◆ Exercise aim: Copy out each line that mentions the word "files".

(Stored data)
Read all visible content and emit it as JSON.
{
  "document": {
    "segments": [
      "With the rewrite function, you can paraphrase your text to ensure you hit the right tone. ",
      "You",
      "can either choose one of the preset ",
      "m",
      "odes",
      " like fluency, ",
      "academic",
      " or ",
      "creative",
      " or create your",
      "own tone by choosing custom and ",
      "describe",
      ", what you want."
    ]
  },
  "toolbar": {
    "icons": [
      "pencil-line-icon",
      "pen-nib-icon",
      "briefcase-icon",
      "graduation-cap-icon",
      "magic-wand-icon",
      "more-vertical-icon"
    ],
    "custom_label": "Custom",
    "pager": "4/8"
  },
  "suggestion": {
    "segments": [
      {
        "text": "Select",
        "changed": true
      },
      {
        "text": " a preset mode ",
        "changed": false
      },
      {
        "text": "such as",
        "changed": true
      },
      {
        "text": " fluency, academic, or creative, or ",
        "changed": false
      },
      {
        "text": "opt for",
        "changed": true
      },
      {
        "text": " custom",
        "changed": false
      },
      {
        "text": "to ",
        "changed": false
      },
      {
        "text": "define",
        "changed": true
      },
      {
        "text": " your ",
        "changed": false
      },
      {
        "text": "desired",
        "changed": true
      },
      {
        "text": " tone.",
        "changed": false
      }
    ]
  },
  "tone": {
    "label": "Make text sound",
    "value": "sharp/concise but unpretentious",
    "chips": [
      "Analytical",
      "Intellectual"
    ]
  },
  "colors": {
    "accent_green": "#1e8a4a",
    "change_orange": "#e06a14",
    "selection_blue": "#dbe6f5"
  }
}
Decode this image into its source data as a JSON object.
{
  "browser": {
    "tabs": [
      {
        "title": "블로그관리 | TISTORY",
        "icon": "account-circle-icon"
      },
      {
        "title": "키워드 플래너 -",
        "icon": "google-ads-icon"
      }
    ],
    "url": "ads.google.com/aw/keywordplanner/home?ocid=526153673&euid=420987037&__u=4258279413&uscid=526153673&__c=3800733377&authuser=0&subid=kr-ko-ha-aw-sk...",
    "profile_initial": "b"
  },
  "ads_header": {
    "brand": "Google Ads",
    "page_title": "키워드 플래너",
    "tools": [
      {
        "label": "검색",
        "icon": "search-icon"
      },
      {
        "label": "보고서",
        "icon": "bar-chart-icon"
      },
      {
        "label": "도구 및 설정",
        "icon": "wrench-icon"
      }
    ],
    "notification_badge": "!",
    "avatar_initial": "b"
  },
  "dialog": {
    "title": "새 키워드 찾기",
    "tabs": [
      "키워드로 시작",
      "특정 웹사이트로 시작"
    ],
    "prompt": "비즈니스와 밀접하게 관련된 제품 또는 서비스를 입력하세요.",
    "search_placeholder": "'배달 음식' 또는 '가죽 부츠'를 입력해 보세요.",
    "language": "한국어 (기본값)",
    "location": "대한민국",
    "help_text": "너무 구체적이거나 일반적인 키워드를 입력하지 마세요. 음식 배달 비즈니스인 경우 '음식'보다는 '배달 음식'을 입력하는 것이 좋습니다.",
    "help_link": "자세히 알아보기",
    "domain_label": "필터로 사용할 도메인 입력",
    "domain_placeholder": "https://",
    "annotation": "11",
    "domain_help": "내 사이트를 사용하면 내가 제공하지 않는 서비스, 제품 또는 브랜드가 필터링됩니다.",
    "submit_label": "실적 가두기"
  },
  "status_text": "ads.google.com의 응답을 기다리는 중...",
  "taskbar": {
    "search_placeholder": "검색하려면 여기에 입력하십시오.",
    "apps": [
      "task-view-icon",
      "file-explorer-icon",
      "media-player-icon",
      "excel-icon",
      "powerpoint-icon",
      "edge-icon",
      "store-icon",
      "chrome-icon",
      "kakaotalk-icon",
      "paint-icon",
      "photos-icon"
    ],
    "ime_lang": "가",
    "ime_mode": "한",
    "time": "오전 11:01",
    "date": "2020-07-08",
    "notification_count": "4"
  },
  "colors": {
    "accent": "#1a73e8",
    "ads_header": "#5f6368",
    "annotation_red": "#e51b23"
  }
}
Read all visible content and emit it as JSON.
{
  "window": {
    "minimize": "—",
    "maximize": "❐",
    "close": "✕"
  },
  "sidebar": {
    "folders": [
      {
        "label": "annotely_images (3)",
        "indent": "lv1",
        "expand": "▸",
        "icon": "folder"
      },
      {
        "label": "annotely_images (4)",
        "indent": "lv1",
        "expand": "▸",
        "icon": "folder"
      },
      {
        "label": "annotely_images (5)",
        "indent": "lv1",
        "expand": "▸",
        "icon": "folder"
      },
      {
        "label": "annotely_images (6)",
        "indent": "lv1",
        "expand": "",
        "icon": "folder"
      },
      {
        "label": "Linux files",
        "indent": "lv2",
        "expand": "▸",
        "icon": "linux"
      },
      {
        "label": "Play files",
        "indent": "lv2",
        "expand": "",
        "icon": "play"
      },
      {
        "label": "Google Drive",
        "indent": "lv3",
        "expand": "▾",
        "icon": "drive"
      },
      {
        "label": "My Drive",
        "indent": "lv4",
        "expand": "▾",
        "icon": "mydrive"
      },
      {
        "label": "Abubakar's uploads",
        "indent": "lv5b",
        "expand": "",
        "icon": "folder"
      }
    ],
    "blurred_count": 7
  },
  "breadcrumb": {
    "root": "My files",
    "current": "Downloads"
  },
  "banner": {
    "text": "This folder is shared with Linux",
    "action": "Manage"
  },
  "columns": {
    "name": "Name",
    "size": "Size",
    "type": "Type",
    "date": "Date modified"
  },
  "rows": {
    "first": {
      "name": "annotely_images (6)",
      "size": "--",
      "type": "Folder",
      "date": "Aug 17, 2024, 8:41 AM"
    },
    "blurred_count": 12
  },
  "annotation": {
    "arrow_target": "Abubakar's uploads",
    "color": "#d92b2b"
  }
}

◆ Written reply:
        "label": "Linux files",
        "label": "Play files",
    "root": "My files",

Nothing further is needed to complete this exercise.